-- begin RECORDS PROVIDED --

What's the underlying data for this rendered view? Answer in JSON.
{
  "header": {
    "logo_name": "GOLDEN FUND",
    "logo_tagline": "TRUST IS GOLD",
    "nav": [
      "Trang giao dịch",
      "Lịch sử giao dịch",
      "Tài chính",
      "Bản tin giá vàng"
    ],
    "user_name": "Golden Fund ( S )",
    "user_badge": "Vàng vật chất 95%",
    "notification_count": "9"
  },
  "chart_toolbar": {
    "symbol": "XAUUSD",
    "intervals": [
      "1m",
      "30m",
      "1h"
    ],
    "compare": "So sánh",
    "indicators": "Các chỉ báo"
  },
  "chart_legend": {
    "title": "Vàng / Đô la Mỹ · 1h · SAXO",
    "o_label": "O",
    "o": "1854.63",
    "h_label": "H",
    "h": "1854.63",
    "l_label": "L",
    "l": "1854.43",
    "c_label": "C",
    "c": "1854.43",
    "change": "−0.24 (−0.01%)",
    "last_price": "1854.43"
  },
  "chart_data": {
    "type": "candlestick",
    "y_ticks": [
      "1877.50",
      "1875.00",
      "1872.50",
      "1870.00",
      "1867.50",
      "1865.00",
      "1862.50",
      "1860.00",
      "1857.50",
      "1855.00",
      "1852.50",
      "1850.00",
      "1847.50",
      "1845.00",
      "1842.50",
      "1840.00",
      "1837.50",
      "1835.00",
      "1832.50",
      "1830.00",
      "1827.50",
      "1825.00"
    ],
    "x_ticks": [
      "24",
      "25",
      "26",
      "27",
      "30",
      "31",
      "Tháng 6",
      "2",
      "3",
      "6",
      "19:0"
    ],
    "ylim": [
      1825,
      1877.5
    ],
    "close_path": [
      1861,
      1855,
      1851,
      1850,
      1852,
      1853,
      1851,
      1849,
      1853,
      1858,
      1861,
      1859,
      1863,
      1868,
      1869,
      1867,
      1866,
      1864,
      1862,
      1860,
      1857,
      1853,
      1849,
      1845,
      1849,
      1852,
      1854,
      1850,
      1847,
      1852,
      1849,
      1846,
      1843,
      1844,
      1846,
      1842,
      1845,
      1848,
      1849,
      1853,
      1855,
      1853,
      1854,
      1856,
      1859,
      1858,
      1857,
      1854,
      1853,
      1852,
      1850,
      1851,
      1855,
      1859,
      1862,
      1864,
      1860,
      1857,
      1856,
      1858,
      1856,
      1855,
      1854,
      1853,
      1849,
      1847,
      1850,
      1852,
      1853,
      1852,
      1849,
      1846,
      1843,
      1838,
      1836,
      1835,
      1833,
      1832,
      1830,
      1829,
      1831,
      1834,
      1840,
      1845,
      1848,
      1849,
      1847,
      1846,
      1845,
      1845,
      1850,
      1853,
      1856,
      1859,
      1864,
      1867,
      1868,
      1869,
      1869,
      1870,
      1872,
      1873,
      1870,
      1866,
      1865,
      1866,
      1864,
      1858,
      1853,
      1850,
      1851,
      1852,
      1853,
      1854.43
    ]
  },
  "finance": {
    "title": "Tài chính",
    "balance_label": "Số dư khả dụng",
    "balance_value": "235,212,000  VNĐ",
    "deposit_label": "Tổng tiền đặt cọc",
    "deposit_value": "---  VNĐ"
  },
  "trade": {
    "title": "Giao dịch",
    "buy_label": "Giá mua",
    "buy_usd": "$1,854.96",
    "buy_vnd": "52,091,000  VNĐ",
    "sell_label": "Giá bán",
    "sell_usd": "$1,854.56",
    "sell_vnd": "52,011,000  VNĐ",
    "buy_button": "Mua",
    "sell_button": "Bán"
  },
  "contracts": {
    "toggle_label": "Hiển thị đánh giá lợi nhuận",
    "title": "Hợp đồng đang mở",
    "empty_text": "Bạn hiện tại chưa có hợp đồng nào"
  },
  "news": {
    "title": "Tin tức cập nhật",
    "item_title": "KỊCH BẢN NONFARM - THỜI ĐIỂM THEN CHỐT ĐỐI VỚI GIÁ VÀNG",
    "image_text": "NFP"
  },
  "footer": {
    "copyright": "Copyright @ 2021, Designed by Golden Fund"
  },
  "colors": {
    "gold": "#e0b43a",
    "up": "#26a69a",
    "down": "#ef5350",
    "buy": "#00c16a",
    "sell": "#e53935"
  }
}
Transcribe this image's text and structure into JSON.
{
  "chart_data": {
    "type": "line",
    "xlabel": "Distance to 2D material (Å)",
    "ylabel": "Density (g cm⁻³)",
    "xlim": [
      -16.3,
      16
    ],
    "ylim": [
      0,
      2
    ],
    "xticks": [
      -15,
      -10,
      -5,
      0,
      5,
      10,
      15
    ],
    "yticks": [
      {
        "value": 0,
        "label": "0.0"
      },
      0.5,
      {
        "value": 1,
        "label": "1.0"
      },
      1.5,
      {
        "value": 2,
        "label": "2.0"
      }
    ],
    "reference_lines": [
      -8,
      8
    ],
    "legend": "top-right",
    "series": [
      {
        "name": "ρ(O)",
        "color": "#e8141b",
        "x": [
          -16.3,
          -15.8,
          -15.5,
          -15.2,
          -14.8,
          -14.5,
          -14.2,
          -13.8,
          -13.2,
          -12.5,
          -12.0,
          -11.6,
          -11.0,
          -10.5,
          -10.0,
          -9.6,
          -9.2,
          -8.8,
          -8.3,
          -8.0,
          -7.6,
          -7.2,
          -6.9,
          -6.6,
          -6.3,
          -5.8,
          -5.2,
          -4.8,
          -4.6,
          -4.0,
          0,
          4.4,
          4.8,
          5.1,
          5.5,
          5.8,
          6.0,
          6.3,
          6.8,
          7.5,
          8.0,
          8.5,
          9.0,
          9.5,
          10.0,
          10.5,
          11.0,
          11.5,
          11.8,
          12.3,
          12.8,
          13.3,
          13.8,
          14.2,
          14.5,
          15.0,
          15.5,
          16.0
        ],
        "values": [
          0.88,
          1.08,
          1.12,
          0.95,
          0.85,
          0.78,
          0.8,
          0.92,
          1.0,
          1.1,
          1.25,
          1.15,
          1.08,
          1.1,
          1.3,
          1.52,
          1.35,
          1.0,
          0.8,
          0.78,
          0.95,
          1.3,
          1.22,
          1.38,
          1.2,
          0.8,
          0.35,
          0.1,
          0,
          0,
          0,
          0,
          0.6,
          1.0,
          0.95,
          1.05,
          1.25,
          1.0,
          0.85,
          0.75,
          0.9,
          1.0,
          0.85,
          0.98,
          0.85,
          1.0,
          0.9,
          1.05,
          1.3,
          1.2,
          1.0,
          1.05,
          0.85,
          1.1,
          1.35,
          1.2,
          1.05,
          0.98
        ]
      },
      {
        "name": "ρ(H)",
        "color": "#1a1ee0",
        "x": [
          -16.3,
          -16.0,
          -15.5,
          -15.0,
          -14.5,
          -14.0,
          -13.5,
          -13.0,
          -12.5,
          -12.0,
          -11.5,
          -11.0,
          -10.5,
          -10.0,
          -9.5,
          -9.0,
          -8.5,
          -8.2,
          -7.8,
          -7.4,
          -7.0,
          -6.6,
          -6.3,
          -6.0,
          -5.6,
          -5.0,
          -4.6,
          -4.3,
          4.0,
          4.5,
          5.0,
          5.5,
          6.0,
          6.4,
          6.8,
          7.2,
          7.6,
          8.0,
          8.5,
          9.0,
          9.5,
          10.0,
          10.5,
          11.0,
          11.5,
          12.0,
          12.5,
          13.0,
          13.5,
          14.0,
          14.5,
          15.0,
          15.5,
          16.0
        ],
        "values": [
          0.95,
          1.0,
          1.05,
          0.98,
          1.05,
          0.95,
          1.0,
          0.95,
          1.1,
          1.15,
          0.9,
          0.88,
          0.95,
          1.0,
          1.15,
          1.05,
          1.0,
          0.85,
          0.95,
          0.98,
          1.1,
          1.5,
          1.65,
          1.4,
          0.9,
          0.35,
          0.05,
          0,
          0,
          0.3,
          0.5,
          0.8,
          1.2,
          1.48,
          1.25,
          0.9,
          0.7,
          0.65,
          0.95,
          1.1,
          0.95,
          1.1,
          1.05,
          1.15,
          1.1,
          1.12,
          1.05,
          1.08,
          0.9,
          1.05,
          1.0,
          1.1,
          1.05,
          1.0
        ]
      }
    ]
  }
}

-- end RECORDS PROVIDED --

WHAT THE TASK REQUIRES
Write out every line of the listing that holds the word "this".

CORRECT OUTPUT
What's the underlying data for this rendered view? Answer in JSON.
Transcribe this image's text and structure into JSON.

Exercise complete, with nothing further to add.